__Task__.
Write the data out again, exactly as given.

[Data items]
::::::

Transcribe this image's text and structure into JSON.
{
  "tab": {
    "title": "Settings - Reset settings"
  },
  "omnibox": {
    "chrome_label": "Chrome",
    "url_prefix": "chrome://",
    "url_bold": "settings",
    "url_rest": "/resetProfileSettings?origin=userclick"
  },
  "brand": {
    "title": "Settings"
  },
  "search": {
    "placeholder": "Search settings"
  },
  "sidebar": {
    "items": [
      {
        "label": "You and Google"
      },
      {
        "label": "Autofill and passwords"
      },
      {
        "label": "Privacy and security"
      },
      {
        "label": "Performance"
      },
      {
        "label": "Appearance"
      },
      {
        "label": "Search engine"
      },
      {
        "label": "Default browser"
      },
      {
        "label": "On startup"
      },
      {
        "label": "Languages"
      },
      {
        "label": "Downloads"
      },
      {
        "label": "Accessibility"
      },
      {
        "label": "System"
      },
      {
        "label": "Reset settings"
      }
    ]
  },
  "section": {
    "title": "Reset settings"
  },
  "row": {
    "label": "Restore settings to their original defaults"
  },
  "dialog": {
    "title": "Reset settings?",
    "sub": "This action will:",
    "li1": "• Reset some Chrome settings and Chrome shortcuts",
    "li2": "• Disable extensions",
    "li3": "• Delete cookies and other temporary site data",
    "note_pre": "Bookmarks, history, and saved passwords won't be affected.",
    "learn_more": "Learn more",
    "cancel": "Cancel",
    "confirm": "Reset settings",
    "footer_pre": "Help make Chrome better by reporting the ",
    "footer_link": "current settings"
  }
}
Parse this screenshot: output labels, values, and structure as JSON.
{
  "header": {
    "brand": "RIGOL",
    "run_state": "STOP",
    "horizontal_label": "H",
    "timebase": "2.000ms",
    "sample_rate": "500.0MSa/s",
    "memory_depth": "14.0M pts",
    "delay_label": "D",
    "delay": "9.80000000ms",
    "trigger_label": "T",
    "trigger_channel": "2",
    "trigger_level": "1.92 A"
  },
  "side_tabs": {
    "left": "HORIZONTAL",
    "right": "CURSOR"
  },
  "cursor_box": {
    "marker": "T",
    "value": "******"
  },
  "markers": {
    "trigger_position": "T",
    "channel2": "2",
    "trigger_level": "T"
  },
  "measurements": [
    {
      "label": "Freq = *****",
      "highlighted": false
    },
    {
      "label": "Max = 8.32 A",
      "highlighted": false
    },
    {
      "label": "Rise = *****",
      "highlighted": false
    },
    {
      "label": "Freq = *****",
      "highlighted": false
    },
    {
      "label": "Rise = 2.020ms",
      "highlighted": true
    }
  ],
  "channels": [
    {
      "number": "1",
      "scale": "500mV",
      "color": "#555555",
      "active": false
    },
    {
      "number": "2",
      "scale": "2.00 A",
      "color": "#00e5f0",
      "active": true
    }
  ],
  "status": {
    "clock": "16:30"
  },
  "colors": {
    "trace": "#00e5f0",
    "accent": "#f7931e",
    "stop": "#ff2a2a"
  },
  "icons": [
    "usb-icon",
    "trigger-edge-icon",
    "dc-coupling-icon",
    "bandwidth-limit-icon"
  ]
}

::::::

__Solution for this problem__.
Transcribe this image's text and structure into JSON.
{
  "tab": {
    "title": "Settings - Reset settings"
  },
  "omnibox": {
    "chrome_label": "Chrome",
    "url_prefix": "chrome://",
    "url_bold": "settings",
    "url_rest": "/resetProfileSettings?origin=userclick"
  },
  "brand": {
    "title": "Settings"
  },
  "search": {
    "placeholder": "Search settings"
  },
  "sidebar": {
    "items": [
      {
        "label": "You and Google"
      },
      {
        "label": "Autofill and passwords"
      },
      {
        "label": "Privacy and security"
      },
      {
        "label": "Performance"
      },
      {
        "label": "Appearance"
      },
      {
        "label": "Search engine"
      },
      {
        "label": "Default browser"
      },
      {
        "label": "On startup"
      },
      {
        "label": "Languages"
      },
      {
        "label": "Downloads"
      },
      {
        "label": "Accessibility"
      },
      {
        "label": "System"
      },
      {
        "label": "Reset settings"
      }
    ]
  },
  "section": {
    "title": "Reset settings"
  },
  "row": {
    "label": "Restore settings to their original defaults"
  },
  "dialog": {
    "title": "Reset settings?",
    "sub": "This action will:",
    "li1": "• Reset some Chrome settings and Chrome shortcuts",
    "li2": "• Disable extensions",
    "li3": "• Delete cookies and other temporary site data",
    "note_pre": "Bookmarks, history, and saved passwords won't be affected.",
    "learn_more": "Learn more",
    "cancel": "Cancel",
    "confirm": "Reset settings",
    "footer_pre": "Help make Chrome better by reporting the ",
    "footer_link": "current settings"
  }
}
Parse this screenshot: output labels, values, and structure as JSON.
{
  "header": {
    "brand": "RIGOL",
    "run_state": "STOP",
    "horizontal_label": "H",
    "timebase": "2.000ms",
    "sample_rate": "500.0MSa/s",
    "memory_depth": "14.0M pts",
    "delay_label": "D",
    "delay": "9.80000000ms",
    "trigger_label": "T",
    "trigger_channel": "2",
    "trigger_level": "1.92 A"
  },
  "side_tabs": {
    "left": "HORIZONTAL",
    "right": "CURSOR"
  },
  "cursor_box": {
    "marker": "T",
    "value": "******"
  },
  "markers": {
    "trigger_position": "T",
    "channel2": "2",
    "trigger_level": "T"
  },
  "measurements": [
    {
      "label": "Freq = *****",
      "highlighted": false
    },
    {
      "label": "Max = 8.32 A",
      "highlighted": false
    },
    {
      "label": "Rise = *****",
      "highlighted": false
    },
    {
      "label": "Freq = *****",
      "highlighted": false
    },
    {
      "label": "Rise = 2.020ms",
      "highlighted": true
    }
  ],
  "channels": [
    {
      "number": "1",
      "scale": "500mV",
      "color": "#555555",
      "active": false
    },
    {
      "number": "2",
      "scale": "2.00 A",
      "color": "#00e5f0",
      "active": true
    }
  ],
  "status": {
    "clock": "16:30"
  },
  "colors": {
    "trace": "#00e5f0",
    "accent": "#f7931e",
    "stop": "#ff2a2a"
  },
  "icons": [
    "usb-icon",
    "trigger-edge-icon",
    "dc-coupling-icon",
    "bandwidth-limit-icon"
  ]
}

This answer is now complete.